Extracted data entries
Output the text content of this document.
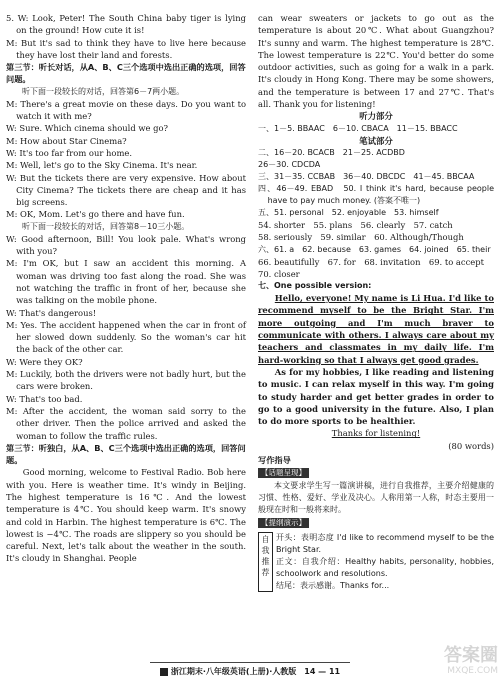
5. W: Look, Peter! The South China baby tiger is lying on the ground! How cute it is!

M: But it's sad to think they have to live here because they have lost their land and forests.

第三节：听长对话，从A、B、C三个选项中选出正确的选项，回答问题。

听下面一段较长的对话，回答第6－7两小题。

M: There's a great movie on these days. Do you want to watch it with me?

W: Sure. Which cinema should we go?

M: How about Star Cinema?

W: It's too far from our home.

M: Well, let's go to the Sky Cinema. It's near.

W: But the tickets there are very expensive. How about City Cinema? The tickets there are cheap and it has big screens.

M: OK, Mom. Let's go there and have fun.

听下面一段较长的对话，回答第8－10三小题。

W: Good afternoon, Bill! You look pale. What's wrong with you?

M: I'm OK, but I saw an accident this morning. A woman was driving too fast along the road. She was not watching the traffic in front of her, because she was talking on the mobile phone.

W: That's dangerous!

M: Yes. The accident happened when the car in front of her slowed down suddenly. So the woman's car hit the back of the other car.

W: Were they OK?

M: Luckily, both the drivers were not badly hurt, but the cars were broken.

W: That's too bad.

M: After the accident, the woman said sorry to the other driver. Then the police arrived and asked the woman to follow the traffic rules.

第三节：听独白，从A、B、C三个选项中选出正确的选项，回答问题。

Good morning, welcome to Festival Radio. Bob here with you. Here is weather time. It's windy in Beijing. The highest temperature is 16℃. And the lowest temperature is 4℃. You should keep warm. It's snowy and cold in Harbin. The highest temperature is 6℃. The lowest is −4℃. The roads are slippery so you should be careful. Next, let's talk about the weather in the south. It's cloudy in Shanghai. People

can wear sweaters or jackets to go out as the temperature is about 20℃. What about Guangzhou? It's sunny and warm. The highest temperature is 28℃. The lowest temperature is 22℃. You'd better do some outdoor activities, such as going for a walk in a park. It's cloudy in Hong Kong. There may be some showers, and the temperature is between 17 and 27℃. That's all. Thank you for listening!

听力部分

一、1－5. BBAAC　6－10. CBACA　11－15. BBACC

笔试部分

二、16－20. BCACB　21－25. ACDBD

26－30. CDCDA

三、31－35. CCBAB　36－40. DBCDC　41－45. BBCAA

四、46－49. EBAD　50. I think it's hard, because people have to pay much money. (答案不唯一)

五、51. personal　52. enjoyable　53. himself

54. shorter　55. plans　56. clearly　57. catch

58. seriously　59. similar　60. Although/Though

六、61. a　62. because　63. games　64. joined　65. their

66. beautifully　67. for　68. invitation　69. to accept

70. closer

七、One possible version:

Hello, everyone! My name is Li Hua. I'd like to recommend myself to be the Bright Star. I'm more outgoing and I'm much braver to communicate with others. I always care about my teachers and classmates in my daily life. I'm hard-working so that I always get good grades.

As for my hobbies, I like reading and listening to music. I can relax myself in this way. I'm going to study harder and get better grades in order to go to a good university in the future. Also, I plan to do more sports to be healthier.

Thanks for listening!

(80 words)

写作指导

【话题呈现】

本文要求学生写一篇演讲稿，进行自我推荐，主要介绍健康的习惯、性格、爱好、学业及决心。人称用第一人称，时态主要用一般现在时和一般将来时。

【提纲演示】
自我推荐

开头：表明态度 I'd like to recommend myself to be the Bright Star.

正文：自我介绍：Healthy habits, personality, hobbies, schoolwork and resolutions.

结尾：表示感谢。Thanks for...

浙江期末·八年级英语(上册)·人教版　14 — 11
答案圈
MXQE.COM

INSTRUCTIONS TO FOLLOW: Transcribe the whole listing exactly. Pictures stay out of your copy.

SOLUTION TO THIS PROBLEM:
Output the text content of this document.
5. W: Look, Peter! The South China baby tiger is lying on the ground! How cute it is!

M: But it's sad to think they have to live here because they have lost their land and forests.

第三节：听长对话，从A、B、C三个选项中选出正确的选项，回答问题。

听下面一段较长的对话，回答第6－7两小题。

M: There's a great movie on these days. Do you want to watch it with me?

W: Sure. Which cinema should we go?

M: How about Star Cinema?

W: It's too far from our home.

M: Well, let's go to the Sky Cinema. It's near.

W: But the tickets there are very expensive. How about City Cinema? The tickets there are cheap and it has big screens.

M: OK, Mom. Let's go there and have fun.

听下面一段较长的对话，回答第8－10三小题。

W: Good afternoon, Bill! You look pale. What's wrong with you?

M: I'm OK, but I saw an accident this morning. A woman was driving too fast along the road. She was not watching the traffic in front of her, because she was talking on the mobile phone.

W: That's dangerous!

M: Yes. The accident happened when the car in front of her slowed down suddenly. So the woman's car hit the back of the other car.

W: Were they OK?

M: Luckily, both the drivers were not badly hurt, but the cars were broken.

W: That's too bad.

M: After the accident, the woman said sorry to the other driver. Then the police arrived and asked the woman to follow the traffic rules.

第三节：听独白，从A、B、C三个选项中选出正确的选项，回答问题。

Good morning, welcome to Festival Radio. Bob here with you. Here is weather time. It's windy in Beijing. The highest temperature is 16℃. And the lowest temperature is 4℃. You should keep warm. It's snowy and cold in Harbin. The highest temperature is 6℃. The lowest is −4℃. The roads are slippery so you should be careful. Next, let's talk about the weather in the south. It's cloudy in Shanghai. People

can wear sweaters or jackets to go out as the temperature is about 20℃. What about Guangzhou? It's sunny and warm. The highest temperature is 28℃. The lowest temperature is 22℃. You'd better do some outdoor activities, such as going for a walk in a park. It's cloudy in Hong Kong. There may be some showers, and the temperature is between 17 and 27℃. That's all. Thank you for listening!

听力部分

一、1－5. BBAAC　6－10. CBACA　11－15. BBACC

笔试部分

二、16－20. BCACB　21－25. ACDBD

26－30. CDCDA

三、31－35. CCBAB　36－40. DBCDC　41－45. BBCAA

四、46－49. EBAD　50. I think it's hard, because people have to pay much money. (答案不唯一)

五、51. personal　52. enjoyable　53. himself

54. shorter　55. plans　56. clearly　57. catch

58. seriously　59. similar　60. Although/Though

六、61. a　62. because　63. games　64. joined　65. their

66. beautifully　67. for　68. invitation　69. to accept

70. closer

七、One possible version:

Hello, everyone! My name is Li Hua. I'd like to recommend myself to be the Bright Star. I'm more outgoing and I'm much braver to communicate with others. I always care about my teachers and classmates in my daily life. I'm hard-working so that I always get good grades.

As for my hobbies, I like reading and listening to music. I can relax myself in this way. I'm going to study harder and get better grades in order to go to a good university in the future. Also, I plan to do more sports to be healthier.

Thanks for listening!

(80 words)

写作指导

【话题呈现】

本文要求学生写一篇演讲稿，进行自我推荐，主要介绍健康的习惯、性格、爱好、学业及决心。人称用第一人称，时态主要用一般现在时和一般将来时。

【提纲演示】
自我推荐

开头：表明态度 I'd like to recommend myself to be the Bright Star.

正文：自我介绍：Healthy habits, personality, hobbies, schoolwork and resolutions.

结尾：表示感谢。Thanks for...

浙江期末·八年级英语(上册)·人教版　14 — 11
答案圈
MXQE.COM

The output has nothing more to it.